What you need to do: In the entries below, find the lines that contain the word "structure" and copy them.

Information shown:
━━━━━━━━━━━━━━━━

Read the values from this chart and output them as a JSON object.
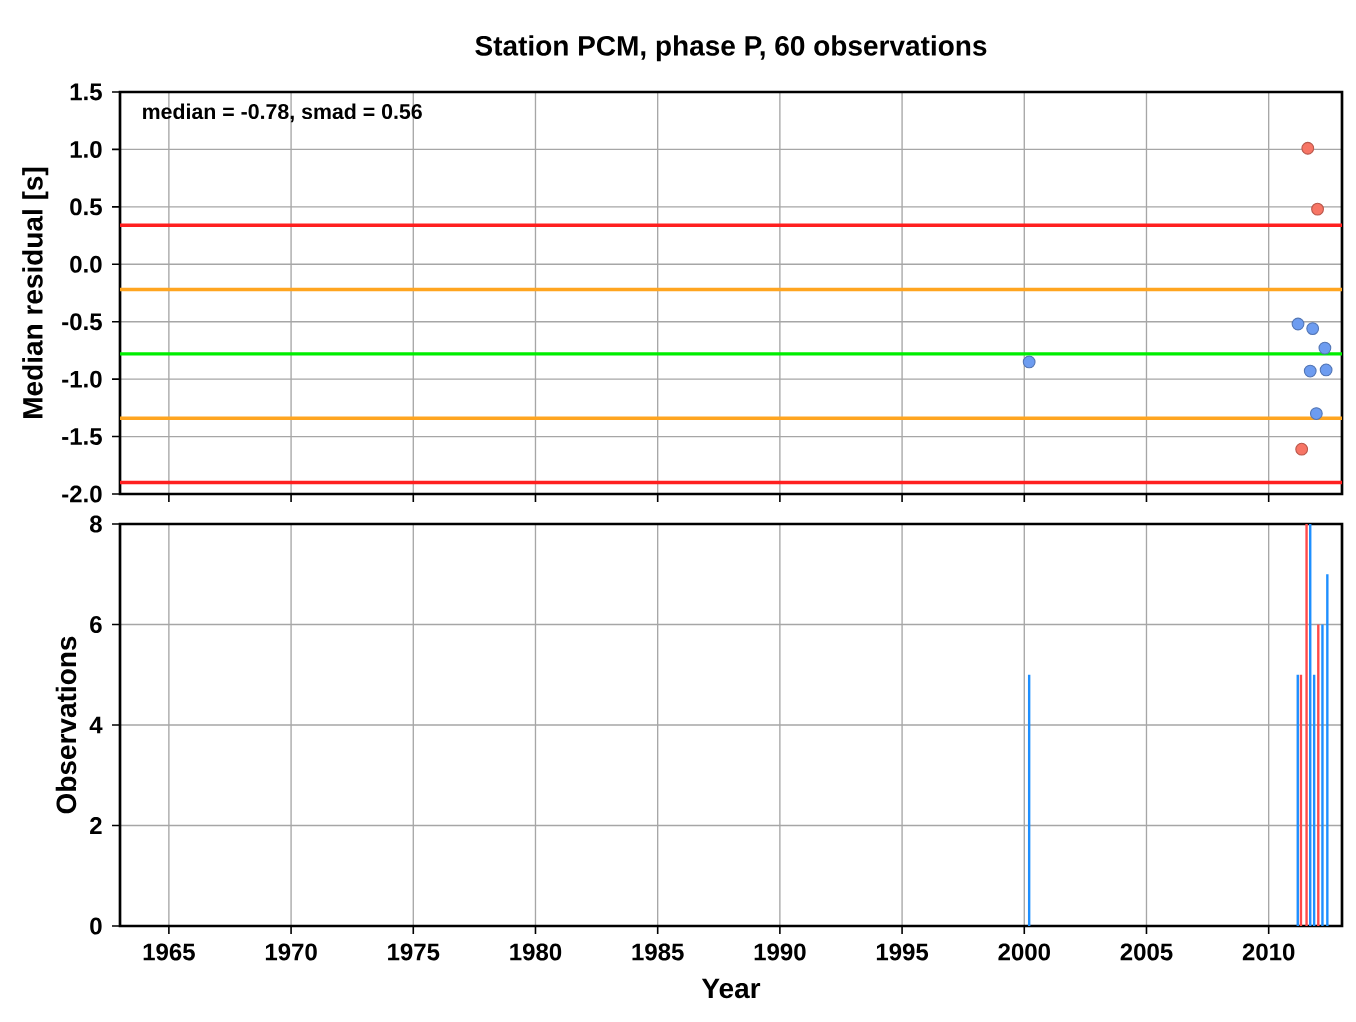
{
  "chart_data": [
    {
      "type": "scatter",
      "title": "Station PCM, phase P, 60 observations",
      "ylabel": "Median residual [s]",
      "annotations": [
        "median = -0.78, smad = 0.56"
      ],
      "series": [
        {
          "color": "#f77565",
          "x": [
            2011.6,
            2012.0,
            2011.35
          ],
          "values": [
            1.01,
            0.48,
            -1.61
          ]
        },
        {
          "color": "#6d9cf0",
          "x": [
            2000.2,
            2011.2,
            2011.8,
            2012.3,
            2011.7,
            2012.35,
            2011.95
          ],
          "values": [
            -0.85,
            -0.52,
            -0.56,
            -0.73,
            -0.93,
            -0.92,
            -1.3
          ]
        }
      ],
      "marker": "circle",
      "xlim": [
        1963,
        2013
      ],
      "xticks": [
        1965,
        1970,
        1975,
        1980,
        1985,
        1990,
        1995,
        2000,
        2005,
        2010
      ],
      "ylim": [
        -2.0,
        1.5
      ],
      "yticks": [
        {
          "value": -2,
          "label": "-2.0"
        },
        {
          "value": -1.5,
          "label": "-1.5"
        },
        {
          "value": -1,
          "label": "-1.0"
        },
        {
          "value": -0.5,
          "label": "-0.5"
        },
        {
          "value": 0,
          "label": "0.0"
        },
        {
          "value": 0.5,
          "label": "0.5"
        },
        {
          "value": 1,
          "label": "1.0"
        },
        {
          "value": 1.5,
          "label": "1.5"
        }
      ],
      "ref_lines": [
        {
          "axis": "y",
          "value": 0.34,
          "color": "#ff2020"
        },
        {
          "axis": "y",
          "value": -0.22,
          "color": "#ffa520"
        },
        {
          "axis": "y",
          "value": -0.78,
          "color": "#00ee00"
        },
        {
          "axis": "y",
          "value": -1.34,
          "color": "#ffa520"
        },
        {
          "axis": "y",
          "value": -1.9,
          "color": "#ff2020"
        }
      ],
      "grid": true,
      "tick_labels": "y"
    },
    {
      "type": "bar",
      "xlabel": "Year",
      "ylabel": "Observations",
      "series": [
        {
          "color": "#1e8fff",
          "x": [
            2000.2,
            2011.19,
            2011.7,
            2011.86,
            2012.2,
            2012.4
          ],
          "values": [
            5,
            5,
            8,
            5,
            6,
            7
          ]
        },
        {
          "color": "#ff4a4a",
          "x": [
            2011.32,
            2011.55,
            2012.03
          ],
          "values": [
            5,
            8,
            6
          ]
        }
      ],
      "xlim": [
        1963,
        2013
      ],
      "xticks": [
        1965,
        1970,
        1975,
        1980,
        1985,
        1990,
        1995,
        2000,
        2005,
        2010
      ],
      "ylim": [
        0,
        8
      ],
      "yticks": [
        0,
        2,
        4,
        6,
        8
      ],
      "grid": true
    }
  ]
}
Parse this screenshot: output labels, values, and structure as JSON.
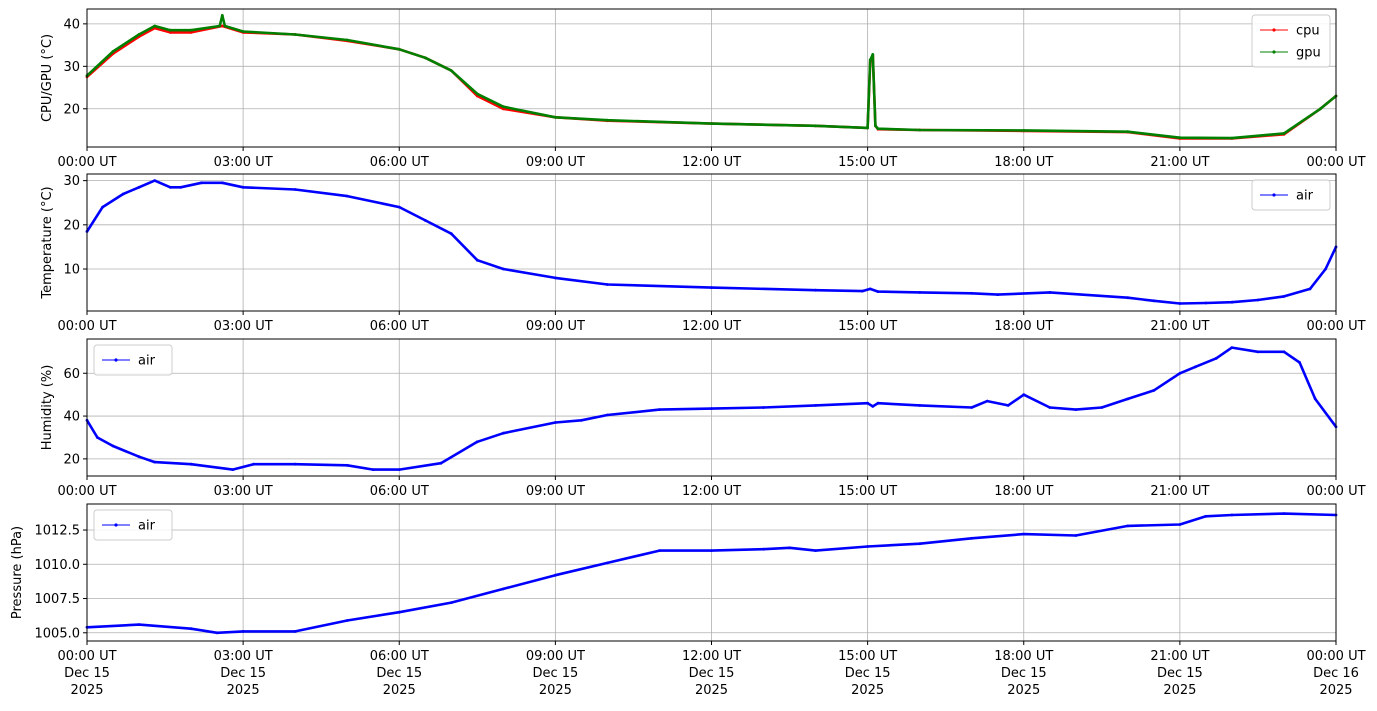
{
  "x_ticks": [
    "00:00 UT",
    "03:00 UT",
    "06:00 UT",
    "09:00 UT",
    "12:00 UT",
    "15:00 UT",
    "18:00 UT",
    "21:00 UT",
    "00:00 UT"
  ],
  "x_ticks_bottom": [
    [
      "00:00 UT",
      "Dec 15",
      "2025"
    ],
    [
      "03:00 UT",
      "Dec 15",
      "2025"
    ],
    [
      "06:00 UT",
      "Dec 15",
      "2025"
    ],
    [
      "09:00 UT",
      "Dec 15",
      "2025"
    ],
    [
      "12:00 UT",
      "Dec 15",
      "2025"
    ],
    [
      "15:00 UT",
      "Dec 15",
      "2025"
    ],
    [
      "18:00 UT",
      "Dec 15",
      "2025"
    ],
    [
      "21:00 UT",
      "Dec 15",
      "2025"
    ],
    [
      "00:00 UT",
      "Dec 16",
      "2025"
    ]
  ],
  "chart_data": [
    {
      "type": "line",
      "ylabel": "CPU/GPU (°C)",
      "xlim": [
        "2025-12-15 00:00",
        "2025-12-16 00:00"
      ],
      "ylim": [
        11,
        43.5
      ],
      "yticks": [
        20,
        30,
        40
      ],
      "grid": true,
      "legend": "upper right",
      "series": [
        {
          "name": "cpu",
          "color": "#ff0000",
          "x_hours": [
            0,
            0.5,
            1.0,
            1.3,
            1.6,
            2.0,
            2.6,
            3.0,
            4.0,
            5.0,
            6.0,
            6.5,
            7.0,
            7.5,
            8.0,
            9.0,
            10.0,
            12.0,
            14.0,
            15.0,
            15.05,
            15.1,
            15.15,
            15.2,
            16.0,
            18.0,
            20.0,
            21.0,
            22.0,
            23.0,
            23.7,
            24.0
          ],
          "values": [
            27.5,
            33,
            37,
            39,
            38,
            38,
            39.5,
            38,
            37.5,
            36,
            34,
            32,
            29,
            23,
            20,
            18,
            17.2,
            16.5,
            16,
            15.5,
            31,
            32.5,
            16,
            15.2,
            15,
            14.8,
            14.5,
            13,
            13,
            14,
            20,
            23
          ]
        },
        {
          "name": "gpu",
          "color": "#008000",
          "x_hours": [
            0,
            0.5,
            1.0,
            1.3,
            1.6,
            2.0,
            2.55,
            2.6,
            2.65,
            3.0,
            4.0,
            5.0,
            6.0,
            6.5,
            7.0,
            7.5,
            8.0,
            9.0,
            10.0,
            12.0,
            14.0,
            15.0,
            15.05,
            15.1,
            15.15,
            15.2,
            16.0,
            18.0,
            20.0,
            21.0,
            22.0,
            23.0,
            23.7,
            24.0
          ],
          "values": [
            27.8,
            33.5,
            37.5,
            39.5,
            38.5,
            38.5,
            39.5,
            42,
            39.5,
            38.2,
            37.5,
            36.2,
            34,
            32,
            29,
            23.5,
            20.5,
            18,
            17.3,
            16.5,
            16,
            15.5,
            31.5,
            32.8,
            16,
            15.3,
            15,
            14.9,
            14.6,
            13.2,
            13.1,
            14.2,
            20,
            23
          ]
        }
      ]
    },
    {
      "type": "line",
      "ylabel": "Temperature (°C)",
      "xlim": [
        "2025-12-15 00:00",
        "2025-12-16 00:00"
      ],
      "ylim": [
        0.5,
        31.5
      ],
      "yticks": [
        10,
        20,
        30
      ],
      "grid": true,
      "legend": "upper right",
      "series": [
        {
          "name": "air",
          "color": "#0000ff",
          "x_hours": [
            0,
            0.3,
            0.7,
            1.0,
            1.3,
            1.6,
            1.8,
            2.2,
            2.6,
            3.0,
            4.0,
            5.0,
            6.0,
            6.5,
            7.0,
            7.5,
            8.0,
            9.0,
            10.0,
            12.0,
            14.0,
            14.9,
            15.05,
            15.2,
            16.0,
            17.0,
            17.5,
            18.5,
            20.0,
            20.5,
            21.0,
            21.5,
            22.0,
            22.5,
            23.0,
            23.5,
            23.8,
            24.0
          ],
          "values": [
            18.5,
            24,
            27,
            28.5,
            30,
            28.5,
            28.5,
            29.5,
            29.5,
            28.5,
            28,
            26.5,
            24,
            21,
            18,
            12,
            10,
            8,
            6.5,
            5.8,
            5.2,
            5,
            5.5,
            4.9,
            4.7,
            4.5,
            4.2,
            4.7,
            3.5,
            2.8,
            2.2,
            2.3,
            2.5,
            3,
            3.8,
            5.5,
            10,
            15
          ]
        }
      ]
    },
    {
      "type": "line",
      "ylabel": "Humidity (%)",
      "xlim": [
        "2025-12-15 00:00",
        "2025-12-16 00:00"
      ],
      "ylim": [
        12,
        76
      ],
      "yticks": [
        20,
        40,
        60
      ],
      "grid": true,
      "legend": "upper left",
      "series": [
        {
          "name": "air",
          "color": "#0000ff",
          "x_hours": [
            0,
            0.2,
            0.5,
            1.0,
            1.3,
            2.0,
            2.8,
            3.2,
            4.0,
            5.0,
            5.5,
            6.0,
            6.8,
            7.5,
            8.0,
            9.0,
            9.5,
            10.0,
            11.0,
            12.0,
            13.0,
            14.0,
            15.0,
            15.1,
            15.2,
            16.0,
            17.0,
            17.3,
            17.7,
            18.0,
            18.5,
            19.0,
            19.5,
            20.0,
            20.5,
            21.0,
            21.3,
            21.7,
            22.0,
            22.5,
            23.0,
            23.3,
            23.6,
            24.0
          ],
          "values": [
            38,
            30,
            26,
            21,
            18.5,
            17.5,
            15,
            17.5,
            17.5,
            17,
            15,
            15,
            18,
            28,
            32,
            37,
            38,
            40.5,
            43,
            43.5,
            44,
            45,
            46,
            44.5,
            46,
            45,
            44,
            47,
            45,
            50,
            44,
            43,
            44,
            48,
            52,
            60,
            63,
            67,
            72,
            70,
            70,
            65,
            48,
            35
          ]
        }
      ]
    },
    {
      "type": "line",
      "ylabel": "Pressure (hPa)",
      "xlim": [
        "2025-12-15 00:00",
        "2025-12-16 00:00"
      ],
      "ylim": [
        1004.4,
        1014.4
      ],
      "yticks": [
        1005.0,
        1007.5,
        1010.0,
        1012.5
      ],
      "ytick_labels": [
        "1005.0",
        "1007.5",
        "1010.0",
        "1012.5"
      ],
      "grid": true,
      "legend": "upper left",
      "series": [
        {
          "name": "air",
          "color": "#0000ff",
          "x_hours": [
            0,
            1.0,
            2.0,
            2.5,
            3.0,
            4.0,
            5.0,
            6.0,
            7.0,
            8.0,
            9.0,
            10.0,
            11.0,
            12.0,
            13.0,
            13.5,
            14.0,
            15.0,
            16.0,
            17.0,
            18.0,
            19.0,
            20.0,
            21.0,
            21.5,
            22.0,
            23.0,
            24.0
          ],
          "values": [
            1005.4,
            1005.6,
            1005.3,
            1005.0,
            1005.1,
            1005.1,
            1005.9,
            1006.5,
            1007.2,
            1008.2,
            1009.2,
            1010.1,
            1011.0,
            1011.0,
            1011.1,
            1011.2,
            1011.0,
            1011.3,
            1011.5,
            1011.9,
            1012.2,
            1012.1,
            1012.8,
            1012.9,
            1013.5,
            1013.6,
            1013.7,
            1013.6
          ]
        }
      ]
    }
  ]
}
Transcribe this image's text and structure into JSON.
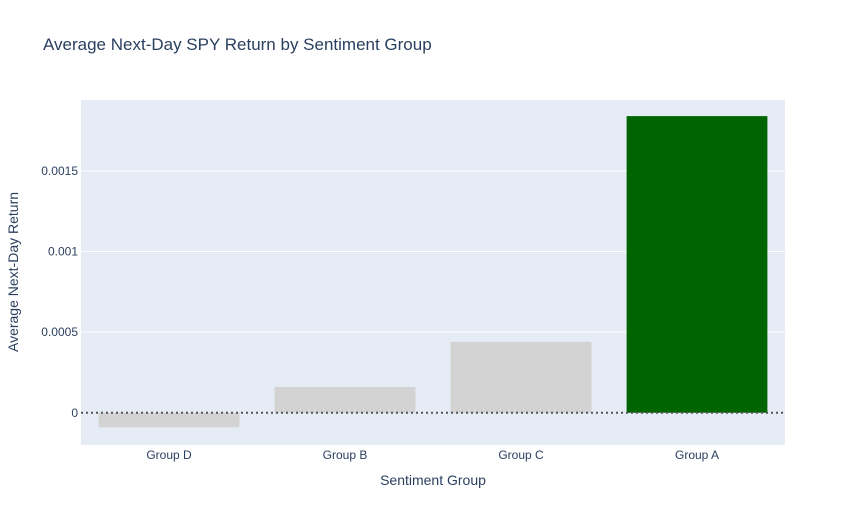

━━━━━━━━━━━━━━━━

Solution to the exercise:
Parse this screenshot: output labels, values, and structure as JSON.
Transcribe this image's text and structure into JSON.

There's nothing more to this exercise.